* Input data *
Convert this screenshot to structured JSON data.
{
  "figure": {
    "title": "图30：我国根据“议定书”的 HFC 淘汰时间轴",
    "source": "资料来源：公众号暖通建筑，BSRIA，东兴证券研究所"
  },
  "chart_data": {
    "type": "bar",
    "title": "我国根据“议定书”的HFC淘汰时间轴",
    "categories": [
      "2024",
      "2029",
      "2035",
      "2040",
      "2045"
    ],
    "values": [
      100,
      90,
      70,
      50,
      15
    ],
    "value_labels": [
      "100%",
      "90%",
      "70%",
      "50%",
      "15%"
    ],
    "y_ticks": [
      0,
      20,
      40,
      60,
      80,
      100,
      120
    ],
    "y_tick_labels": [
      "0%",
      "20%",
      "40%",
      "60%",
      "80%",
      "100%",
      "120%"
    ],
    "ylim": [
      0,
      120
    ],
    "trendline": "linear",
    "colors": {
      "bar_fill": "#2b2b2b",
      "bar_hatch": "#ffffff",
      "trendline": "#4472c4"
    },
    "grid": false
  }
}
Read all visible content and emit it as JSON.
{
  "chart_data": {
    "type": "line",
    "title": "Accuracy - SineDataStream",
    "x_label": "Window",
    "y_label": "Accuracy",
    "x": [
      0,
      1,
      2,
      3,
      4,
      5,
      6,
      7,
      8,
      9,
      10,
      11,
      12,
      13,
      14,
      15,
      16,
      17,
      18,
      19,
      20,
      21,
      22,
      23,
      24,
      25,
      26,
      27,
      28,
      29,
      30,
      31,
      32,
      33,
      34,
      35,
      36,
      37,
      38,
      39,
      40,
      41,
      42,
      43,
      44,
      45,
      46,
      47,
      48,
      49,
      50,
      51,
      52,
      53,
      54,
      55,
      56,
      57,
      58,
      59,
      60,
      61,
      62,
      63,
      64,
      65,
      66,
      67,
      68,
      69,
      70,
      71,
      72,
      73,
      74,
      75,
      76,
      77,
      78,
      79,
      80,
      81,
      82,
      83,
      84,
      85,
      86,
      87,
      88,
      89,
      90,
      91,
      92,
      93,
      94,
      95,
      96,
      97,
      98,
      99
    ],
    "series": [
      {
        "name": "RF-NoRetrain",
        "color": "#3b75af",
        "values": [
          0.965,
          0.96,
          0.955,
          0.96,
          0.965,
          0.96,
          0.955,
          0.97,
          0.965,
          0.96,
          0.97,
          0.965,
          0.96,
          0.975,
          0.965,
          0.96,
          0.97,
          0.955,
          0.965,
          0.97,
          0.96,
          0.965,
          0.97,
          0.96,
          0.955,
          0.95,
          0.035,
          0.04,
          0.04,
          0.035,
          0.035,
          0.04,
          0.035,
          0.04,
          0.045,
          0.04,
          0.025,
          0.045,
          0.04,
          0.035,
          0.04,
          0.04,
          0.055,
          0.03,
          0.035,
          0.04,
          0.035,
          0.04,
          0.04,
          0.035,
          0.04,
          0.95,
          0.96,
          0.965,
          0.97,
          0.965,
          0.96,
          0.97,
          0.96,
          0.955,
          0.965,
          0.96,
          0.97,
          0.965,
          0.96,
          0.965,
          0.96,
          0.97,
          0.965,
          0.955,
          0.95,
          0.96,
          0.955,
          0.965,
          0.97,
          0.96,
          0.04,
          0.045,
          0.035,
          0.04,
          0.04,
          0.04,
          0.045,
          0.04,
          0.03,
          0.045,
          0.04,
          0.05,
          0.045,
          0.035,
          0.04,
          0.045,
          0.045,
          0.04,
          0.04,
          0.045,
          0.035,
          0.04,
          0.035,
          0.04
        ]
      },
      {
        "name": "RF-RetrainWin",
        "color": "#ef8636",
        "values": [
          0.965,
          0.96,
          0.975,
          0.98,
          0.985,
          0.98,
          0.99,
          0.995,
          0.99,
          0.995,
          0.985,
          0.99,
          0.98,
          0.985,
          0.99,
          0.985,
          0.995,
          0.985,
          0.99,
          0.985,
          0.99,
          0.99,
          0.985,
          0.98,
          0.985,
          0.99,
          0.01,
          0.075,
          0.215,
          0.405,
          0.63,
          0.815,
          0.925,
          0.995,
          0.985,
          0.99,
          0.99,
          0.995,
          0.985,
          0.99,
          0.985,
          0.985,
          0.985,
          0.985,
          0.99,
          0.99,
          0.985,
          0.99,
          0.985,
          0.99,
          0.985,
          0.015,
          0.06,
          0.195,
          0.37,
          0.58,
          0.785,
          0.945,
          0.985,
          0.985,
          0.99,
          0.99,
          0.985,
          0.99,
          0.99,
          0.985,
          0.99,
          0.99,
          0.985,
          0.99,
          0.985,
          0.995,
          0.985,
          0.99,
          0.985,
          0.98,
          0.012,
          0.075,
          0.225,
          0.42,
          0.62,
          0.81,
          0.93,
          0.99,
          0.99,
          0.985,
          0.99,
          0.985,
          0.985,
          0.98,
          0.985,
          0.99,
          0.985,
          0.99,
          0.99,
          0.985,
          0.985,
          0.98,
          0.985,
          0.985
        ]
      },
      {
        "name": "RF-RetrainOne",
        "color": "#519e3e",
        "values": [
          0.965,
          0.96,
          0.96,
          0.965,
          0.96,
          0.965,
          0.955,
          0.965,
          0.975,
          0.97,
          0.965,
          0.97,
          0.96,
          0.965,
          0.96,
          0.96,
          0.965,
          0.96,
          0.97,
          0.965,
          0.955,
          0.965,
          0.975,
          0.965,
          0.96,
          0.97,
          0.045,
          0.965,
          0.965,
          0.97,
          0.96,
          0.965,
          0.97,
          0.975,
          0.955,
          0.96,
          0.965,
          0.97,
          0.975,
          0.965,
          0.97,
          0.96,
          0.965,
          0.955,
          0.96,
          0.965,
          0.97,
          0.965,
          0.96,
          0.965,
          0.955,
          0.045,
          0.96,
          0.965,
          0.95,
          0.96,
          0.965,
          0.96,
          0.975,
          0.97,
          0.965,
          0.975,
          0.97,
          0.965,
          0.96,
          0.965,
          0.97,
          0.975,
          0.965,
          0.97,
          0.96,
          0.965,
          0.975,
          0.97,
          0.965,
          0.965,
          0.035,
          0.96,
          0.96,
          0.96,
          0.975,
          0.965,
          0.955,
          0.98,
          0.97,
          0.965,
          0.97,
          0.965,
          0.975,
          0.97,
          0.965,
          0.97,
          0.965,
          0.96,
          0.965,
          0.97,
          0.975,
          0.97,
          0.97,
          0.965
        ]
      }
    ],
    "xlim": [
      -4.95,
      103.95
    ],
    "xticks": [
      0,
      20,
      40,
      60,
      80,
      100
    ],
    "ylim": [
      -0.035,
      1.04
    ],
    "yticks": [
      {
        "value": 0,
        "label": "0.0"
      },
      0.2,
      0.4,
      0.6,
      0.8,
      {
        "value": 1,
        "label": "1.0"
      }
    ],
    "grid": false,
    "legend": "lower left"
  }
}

* Requirements *
Find the lines containing "trendline" and pull them out.

* Exercise output *
    "trendline": "linear",
      "trendline": "#4472c4"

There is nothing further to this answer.